_WHAT THIS TASK INVOLVES_
Search the listing below for the word "title" and copy each line that holds it.
╭──
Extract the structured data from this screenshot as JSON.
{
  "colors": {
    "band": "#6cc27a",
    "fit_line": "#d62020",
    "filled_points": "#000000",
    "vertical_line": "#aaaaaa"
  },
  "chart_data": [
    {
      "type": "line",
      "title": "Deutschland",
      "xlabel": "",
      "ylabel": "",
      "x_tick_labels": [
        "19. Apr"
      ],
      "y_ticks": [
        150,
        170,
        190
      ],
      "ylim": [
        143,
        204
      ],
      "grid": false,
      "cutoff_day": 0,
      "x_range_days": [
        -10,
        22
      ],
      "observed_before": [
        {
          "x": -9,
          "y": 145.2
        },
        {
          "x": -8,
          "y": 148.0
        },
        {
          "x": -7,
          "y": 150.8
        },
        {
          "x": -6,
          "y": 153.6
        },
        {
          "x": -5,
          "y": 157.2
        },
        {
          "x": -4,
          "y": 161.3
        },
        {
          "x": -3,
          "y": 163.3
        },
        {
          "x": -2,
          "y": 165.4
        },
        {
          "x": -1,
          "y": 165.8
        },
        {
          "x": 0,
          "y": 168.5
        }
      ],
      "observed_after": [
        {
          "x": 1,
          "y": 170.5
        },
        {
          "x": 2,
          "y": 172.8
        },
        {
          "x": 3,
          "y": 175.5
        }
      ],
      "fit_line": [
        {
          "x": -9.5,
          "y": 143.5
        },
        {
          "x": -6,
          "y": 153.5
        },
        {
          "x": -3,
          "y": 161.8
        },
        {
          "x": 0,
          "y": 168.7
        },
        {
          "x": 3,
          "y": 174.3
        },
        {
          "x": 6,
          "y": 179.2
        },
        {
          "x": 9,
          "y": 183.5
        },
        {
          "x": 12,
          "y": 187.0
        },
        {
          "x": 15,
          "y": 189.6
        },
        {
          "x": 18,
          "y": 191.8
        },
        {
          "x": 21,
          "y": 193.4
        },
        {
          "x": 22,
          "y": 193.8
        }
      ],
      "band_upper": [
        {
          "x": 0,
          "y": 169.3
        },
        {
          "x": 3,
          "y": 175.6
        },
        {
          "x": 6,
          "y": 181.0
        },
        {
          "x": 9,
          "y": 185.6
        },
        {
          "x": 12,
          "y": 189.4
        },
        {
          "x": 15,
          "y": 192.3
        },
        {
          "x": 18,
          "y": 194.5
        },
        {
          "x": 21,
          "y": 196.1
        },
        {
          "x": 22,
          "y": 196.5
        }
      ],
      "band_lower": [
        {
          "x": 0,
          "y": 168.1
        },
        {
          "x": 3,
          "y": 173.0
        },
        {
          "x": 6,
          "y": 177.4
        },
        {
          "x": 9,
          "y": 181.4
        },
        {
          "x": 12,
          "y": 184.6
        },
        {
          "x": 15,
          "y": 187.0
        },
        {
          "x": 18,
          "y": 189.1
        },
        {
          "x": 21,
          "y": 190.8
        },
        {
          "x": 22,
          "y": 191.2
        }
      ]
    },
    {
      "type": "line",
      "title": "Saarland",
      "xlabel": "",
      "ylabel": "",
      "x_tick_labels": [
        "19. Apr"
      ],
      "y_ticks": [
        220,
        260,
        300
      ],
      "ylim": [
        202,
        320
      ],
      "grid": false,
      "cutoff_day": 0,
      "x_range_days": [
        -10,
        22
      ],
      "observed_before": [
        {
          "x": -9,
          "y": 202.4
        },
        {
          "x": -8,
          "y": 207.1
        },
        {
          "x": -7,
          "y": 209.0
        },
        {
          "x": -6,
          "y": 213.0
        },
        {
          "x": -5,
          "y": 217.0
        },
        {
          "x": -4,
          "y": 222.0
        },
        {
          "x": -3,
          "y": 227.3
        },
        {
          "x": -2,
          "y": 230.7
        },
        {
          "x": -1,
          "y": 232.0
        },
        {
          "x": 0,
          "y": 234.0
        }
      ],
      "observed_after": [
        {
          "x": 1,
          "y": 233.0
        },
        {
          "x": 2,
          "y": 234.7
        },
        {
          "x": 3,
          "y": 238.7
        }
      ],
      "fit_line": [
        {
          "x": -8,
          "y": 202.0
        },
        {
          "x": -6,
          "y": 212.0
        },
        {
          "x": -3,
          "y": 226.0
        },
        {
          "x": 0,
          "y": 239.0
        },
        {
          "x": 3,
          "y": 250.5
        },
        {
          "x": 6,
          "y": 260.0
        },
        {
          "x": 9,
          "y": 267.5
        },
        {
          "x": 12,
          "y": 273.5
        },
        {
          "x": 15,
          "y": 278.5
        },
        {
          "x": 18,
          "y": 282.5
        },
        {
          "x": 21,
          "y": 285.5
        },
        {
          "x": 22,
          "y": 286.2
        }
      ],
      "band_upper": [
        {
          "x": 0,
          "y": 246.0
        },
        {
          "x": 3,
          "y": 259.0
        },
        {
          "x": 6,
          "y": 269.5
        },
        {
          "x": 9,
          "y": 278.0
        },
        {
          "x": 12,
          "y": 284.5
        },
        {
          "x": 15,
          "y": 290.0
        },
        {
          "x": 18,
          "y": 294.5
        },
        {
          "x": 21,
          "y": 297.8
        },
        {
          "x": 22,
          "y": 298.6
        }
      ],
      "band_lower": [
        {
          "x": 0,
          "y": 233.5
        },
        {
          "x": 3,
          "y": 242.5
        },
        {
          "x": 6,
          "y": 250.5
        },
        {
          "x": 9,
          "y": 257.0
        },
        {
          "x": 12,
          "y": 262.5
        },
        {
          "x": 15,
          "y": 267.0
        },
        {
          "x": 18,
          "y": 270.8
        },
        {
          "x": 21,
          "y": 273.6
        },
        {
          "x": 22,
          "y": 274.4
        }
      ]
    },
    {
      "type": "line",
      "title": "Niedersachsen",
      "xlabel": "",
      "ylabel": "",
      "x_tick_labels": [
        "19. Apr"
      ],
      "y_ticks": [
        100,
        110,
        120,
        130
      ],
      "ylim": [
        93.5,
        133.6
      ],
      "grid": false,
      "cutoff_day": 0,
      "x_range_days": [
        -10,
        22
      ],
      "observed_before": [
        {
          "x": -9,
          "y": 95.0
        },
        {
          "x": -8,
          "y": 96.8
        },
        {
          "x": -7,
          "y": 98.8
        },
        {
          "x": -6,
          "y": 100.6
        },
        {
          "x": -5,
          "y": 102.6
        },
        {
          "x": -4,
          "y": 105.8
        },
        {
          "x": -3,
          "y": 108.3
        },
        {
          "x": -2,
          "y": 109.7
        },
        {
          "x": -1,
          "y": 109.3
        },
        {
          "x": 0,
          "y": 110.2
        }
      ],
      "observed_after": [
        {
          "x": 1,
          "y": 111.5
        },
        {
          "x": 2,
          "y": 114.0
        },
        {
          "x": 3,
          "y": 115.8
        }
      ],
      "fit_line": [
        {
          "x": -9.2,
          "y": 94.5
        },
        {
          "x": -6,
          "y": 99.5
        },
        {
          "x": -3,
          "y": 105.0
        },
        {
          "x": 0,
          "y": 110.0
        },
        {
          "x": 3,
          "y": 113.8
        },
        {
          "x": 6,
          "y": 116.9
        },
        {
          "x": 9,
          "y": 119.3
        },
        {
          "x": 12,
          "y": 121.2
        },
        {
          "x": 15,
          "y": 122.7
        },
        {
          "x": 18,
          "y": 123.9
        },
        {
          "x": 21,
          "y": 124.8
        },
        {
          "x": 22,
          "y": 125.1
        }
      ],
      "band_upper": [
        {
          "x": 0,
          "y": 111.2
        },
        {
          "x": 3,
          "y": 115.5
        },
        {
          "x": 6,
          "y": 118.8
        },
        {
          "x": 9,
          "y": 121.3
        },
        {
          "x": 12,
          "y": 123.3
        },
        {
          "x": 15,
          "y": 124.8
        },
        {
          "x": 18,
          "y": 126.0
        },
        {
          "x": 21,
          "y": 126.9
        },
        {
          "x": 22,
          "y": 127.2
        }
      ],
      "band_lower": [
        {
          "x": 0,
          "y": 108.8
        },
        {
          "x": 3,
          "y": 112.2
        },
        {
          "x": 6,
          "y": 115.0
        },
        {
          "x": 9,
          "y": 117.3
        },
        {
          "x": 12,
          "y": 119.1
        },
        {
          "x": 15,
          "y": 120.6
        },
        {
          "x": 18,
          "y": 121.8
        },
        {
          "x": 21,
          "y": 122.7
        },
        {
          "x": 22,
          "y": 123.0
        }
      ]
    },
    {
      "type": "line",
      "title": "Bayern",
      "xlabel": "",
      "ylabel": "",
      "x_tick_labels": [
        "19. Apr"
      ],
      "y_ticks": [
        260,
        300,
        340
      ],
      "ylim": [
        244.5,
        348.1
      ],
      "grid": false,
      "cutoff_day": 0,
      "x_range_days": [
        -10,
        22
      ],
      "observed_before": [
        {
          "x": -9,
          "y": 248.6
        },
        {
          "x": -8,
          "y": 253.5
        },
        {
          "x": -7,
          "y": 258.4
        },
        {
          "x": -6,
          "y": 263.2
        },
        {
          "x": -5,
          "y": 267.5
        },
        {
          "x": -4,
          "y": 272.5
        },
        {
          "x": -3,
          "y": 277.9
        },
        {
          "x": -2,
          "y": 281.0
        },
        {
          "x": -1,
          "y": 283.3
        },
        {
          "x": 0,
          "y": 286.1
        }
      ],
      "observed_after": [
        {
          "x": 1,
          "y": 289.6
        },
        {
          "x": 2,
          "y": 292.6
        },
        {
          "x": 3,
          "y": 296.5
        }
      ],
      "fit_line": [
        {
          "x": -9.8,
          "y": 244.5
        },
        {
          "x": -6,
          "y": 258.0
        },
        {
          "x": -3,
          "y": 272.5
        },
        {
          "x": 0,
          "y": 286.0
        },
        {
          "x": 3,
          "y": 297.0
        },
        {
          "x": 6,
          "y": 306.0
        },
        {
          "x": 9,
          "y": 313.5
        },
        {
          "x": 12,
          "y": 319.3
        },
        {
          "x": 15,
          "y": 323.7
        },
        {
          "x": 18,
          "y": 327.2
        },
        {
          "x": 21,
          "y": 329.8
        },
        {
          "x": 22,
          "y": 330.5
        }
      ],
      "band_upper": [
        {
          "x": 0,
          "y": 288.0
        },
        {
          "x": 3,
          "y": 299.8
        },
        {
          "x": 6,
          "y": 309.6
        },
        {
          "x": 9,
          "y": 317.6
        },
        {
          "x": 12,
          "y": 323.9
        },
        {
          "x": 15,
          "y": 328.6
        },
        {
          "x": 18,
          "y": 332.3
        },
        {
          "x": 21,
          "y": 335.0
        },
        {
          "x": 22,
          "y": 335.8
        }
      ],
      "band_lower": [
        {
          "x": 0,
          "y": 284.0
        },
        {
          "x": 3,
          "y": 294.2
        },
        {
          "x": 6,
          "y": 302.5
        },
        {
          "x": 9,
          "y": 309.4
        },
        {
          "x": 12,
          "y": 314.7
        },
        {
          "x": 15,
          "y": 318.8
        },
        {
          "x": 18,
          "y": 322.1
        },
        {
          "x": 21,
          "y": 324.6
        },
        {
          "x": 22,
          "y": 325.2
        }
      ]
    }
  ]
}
╰──
_EXERCISE ANSWER_
      "title": "Deutschland",
      "title": "Saarland",
      "title": "Niedersachsen",
      "title": "Bayern",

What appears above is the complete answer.